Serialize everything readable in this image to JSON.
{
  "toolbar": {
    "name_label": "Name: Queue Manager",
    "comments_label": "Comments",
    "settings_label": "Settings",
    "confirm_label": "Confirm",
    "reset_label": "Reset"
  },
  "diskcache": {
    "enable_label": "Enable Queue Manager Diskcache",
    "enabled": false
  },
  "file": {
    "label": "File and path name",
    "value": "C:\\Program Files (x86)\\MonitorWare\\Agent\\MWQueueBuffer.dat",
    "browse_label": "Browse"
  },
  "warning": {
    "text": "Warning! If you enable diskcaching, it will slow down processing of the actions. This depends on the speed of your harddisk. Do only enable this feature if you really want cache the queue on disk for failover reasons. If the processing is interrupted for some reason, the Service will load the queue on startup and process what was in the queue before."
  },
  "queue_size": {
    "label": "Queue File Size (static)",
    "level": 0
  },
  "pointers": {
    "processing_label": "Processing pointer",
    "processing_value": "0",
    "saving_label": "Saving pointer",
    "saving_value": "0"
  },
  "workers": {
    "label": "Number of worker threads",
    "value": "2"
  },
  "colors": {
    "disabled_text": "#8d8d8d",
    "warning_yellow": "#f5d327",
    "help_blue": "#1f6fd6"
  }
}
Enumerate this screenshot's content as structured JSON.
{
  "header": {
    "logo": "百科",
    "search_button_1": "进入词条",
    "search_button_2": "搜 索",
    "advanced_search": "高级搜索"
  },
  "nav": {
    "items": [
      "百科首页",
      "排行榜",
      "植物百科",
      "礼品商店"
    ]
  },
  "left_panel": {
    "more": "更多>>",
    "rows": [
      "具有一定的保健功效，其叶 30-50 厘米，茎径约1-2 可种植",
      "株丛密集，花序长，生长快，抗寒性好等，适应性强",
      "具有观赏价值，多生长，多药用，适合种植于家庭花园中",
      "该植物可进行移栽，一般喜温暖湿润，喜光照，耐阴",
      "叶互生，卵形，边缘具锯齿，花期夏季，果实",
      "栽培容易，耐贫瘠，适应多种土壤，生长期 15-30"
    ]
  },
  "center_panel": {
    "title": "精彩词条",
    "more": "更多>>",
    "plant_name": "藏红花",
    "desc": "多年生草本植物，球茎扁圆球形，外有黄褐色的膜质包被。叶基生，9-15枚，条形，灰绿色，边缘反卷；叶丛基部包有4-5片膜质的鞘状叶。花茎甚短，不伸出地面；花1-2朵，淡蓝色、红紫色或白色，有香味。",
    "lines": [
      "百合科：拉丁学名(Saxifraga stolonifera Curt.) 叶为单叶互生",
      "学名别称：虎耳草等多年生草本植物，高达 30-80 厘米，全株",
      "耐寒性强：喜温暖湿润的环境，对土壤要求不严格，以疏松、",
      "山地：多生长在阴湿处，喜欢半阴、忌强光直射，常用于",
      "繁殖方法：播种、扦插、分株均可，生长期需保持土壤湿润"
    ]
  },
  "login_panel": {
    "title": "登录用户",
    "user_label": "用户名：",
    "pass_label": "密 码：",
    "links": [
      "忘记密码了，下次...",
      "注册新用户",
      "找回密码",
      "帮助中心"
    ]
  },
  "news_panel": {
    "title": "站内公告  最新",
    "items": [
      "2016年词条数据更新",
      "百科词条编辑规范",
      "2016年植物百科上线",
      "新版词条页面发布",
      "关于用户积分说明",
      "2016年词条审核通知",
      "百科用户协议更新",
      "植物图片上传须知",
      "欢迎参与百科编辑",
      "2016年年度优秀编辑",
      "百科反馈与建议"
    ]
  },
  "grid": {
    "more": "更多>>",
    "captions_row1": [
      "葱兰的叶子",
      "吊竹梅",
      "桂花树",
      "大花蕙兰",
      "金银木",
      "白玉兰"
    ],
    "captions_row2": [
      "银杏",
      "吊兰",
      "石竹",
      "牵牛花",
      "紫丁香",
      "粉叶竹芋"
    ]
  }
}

============================================================

Track down the lines that include the word "this" and copy them.

* Expected answer *
Serialize everything readable in this image to JSON.
    "text": "Warning! If you enable diskcaching, it will slow down processing of the actions. This depends on the speed of your harddisk. Do only enable this feature if you really want cache the queue on disk for failover reasons. If the processing is interrupted for some reason, the Service will load the queue on startup and process what was in the queue before."
Enumerate this screenshot's content as structured JSON.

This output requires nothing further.